**Source passage:**
The Progressive Imam

When I told my son that I was going to Cape Town, he told he had a friend there who belonged to a mosque committed to including women in worship, a community under the leadership of a progressive imam. It happened that my commitments to teach at Limmud, the South African version of the British festival of Jewish study, began late Friday afternoon. So I called Imam A. Rashied Omar and arranged to visit the Claremont Main Road Mosque for Friday prayers and an interview.

My new article on the mosque and the imam is now up at the American Prospect. A personal preface: The fact that I wrote about this particular community and its leader doesn’t mean they are unique. Indeed, friends who have already seen the article have already sent me names of other Islamic teachers working in similar veins. I’m writing about Omar because he’s the one I had the opportunity to meet.

I don’t know what portion of Muslims he or his community represent. But I don’t think that the essence of a faith is determined by majority vote. In 1665, the majority of Jews believed Shabtai Tzvi was messiah and that Nathan of Gaza was his prophet. The dissidents who understood that their community was in the midst of mass hysteria had a stronger grasp of Judaism. Today the majority of Orthodox Zionists in Israel are caught up in a warped version of Judaism, originally promoted by that latter-day Nathan of Gaza, Tzvi Yehudah Kook, that sanctifies land, power and Jewish exclusivism. I firmly believe that the majority is deeply mistaken.

**Task goal:** Transcribe the passage about the progressive imam word for word, starting at "My new article" and ending at "opportunity to meet.".

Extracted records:
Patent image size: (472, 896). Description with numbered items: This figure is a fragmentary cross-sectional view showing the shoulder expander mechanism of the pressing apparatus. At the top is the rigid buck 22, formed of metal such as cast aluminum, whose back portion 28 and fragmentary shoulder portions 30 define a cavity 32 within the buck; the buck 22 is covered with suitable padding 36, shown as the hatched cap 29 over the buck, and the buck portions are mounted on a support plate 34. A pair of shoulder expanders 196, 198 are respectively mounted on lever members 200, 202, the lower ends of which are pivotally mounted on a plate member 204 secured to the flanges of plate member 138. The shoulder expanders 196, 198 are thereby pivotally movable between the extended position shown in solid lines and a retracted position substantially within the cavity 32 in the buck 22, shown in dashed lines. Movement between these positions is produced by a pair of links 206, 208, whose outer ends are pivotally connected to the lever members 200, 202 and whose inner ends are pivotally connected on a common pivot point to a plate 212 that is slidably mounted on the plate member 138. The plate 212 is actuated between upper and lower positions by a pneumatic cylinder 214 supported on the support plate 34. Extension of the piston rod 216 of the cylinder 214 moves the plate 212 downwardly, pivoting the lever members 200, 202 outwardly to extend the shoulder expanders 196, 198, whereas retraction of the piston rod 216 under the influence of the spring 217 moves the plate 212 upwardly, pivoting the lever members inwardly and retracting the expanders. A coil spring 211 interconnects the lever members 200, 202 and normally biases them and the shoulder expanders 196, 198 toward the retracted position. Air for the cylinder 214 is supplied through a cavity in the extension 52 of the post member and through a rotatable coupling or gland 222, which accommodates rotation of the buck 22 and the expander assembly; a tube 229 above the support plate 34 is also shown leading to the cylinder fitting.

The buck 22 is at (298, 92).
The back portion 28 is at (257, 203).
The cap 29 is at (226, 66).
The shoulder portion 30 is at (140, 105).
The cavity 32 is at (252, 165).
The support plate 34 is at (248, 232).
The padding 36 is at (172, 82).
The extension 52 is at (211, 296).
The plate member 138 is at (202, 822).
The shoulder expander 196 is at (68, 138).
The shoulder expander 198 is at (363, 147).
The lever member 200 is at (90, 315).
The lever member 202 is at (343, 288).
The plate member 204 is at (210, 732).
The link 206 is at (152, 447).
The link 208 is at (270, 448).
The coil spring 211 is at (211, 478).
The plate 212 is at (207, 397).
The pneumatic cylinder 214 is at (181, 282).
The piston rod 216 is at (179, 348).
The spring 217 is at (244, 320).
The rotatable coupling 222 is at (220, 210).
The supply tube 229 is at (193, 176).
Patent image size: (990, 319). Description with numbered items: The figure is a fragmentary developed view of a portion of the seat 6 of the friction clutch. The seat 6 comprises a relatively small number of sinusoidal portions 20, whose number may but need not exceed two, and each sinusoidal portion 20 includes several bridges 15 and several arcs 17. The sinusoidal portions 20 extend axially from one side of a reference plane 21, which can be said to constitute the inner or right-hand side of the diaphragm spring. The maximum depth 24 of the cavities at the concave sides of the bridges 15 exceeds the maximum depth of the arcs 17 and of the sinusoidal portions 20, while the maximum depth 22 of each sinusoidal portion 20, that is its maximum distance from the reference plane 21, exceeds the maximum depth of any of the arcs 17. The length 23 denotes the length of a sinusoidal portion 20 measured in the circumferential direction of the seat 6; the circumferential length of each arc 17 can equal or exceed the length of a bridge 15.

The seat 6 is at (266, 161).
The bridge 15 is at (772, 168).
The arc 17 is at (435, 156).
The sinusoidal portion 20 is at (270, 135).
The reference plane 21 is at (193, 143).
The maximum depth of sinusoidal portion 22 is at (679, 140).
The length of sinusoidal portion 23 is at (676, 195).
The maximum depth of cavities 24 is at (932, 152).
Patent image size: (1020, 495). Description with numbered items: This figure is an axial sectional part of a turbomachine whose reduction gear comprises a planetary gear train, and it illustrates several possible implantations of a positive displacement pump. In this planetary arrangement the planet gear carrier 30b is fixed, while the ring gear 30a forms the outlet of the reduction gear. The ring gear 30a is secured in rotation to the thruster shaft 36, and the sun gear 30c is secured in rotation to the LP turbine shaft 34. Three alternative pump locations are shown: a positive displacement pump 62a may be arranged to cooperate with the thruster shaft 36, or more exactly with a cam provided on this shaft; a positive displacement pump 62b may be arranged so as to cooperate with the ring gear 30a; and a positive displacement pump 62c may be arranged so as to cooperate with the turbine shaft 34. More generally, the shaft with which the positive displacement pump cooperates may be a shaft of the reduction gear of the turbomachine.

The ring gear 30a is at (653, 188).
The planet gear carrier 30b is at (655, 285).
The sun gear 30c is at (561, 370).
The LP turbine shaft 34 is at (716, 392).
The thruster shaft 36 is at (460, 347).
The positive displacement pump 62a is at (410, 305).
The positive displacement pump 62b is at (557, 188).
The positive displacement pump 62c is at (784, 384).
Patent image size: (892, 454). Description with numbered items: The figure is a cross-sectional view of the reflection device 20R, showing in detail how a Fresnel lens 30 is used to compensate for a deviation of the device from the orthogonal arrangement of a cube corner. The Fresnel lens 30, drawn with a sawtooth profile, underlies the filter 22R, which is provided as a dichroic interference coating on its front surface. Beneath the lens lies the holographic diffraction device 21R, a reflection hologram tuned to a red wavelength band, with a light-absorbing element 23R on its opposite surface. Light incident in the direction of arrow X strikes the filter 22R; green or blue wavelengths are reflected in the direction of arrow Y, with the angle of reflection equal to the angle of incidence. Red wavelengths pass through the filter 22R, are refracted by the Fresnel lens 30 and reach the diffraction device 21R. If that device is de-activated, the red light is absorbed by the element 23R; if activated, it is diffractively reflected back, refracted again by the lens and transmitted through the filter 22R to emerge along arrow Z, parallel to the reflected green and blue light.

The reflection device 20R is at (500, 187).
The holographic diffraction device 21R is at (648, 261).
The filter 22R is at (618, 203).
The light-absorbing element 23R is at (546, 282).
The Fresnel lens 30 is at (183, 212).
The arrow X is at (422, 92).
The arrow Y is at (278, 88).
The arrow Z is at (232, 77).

**Exercise response:**
My new article on the mosque and the imam is now up at the American Prospect. A personal preface: The fact that I wrote about this particular community and its leader doesn’t mean they are unique. Indeed, friends who have already seen the article have already sent me names of other Islamic teachers working in similar veins. I’m writing about Omar because he’s the one I had the opportunity to meet.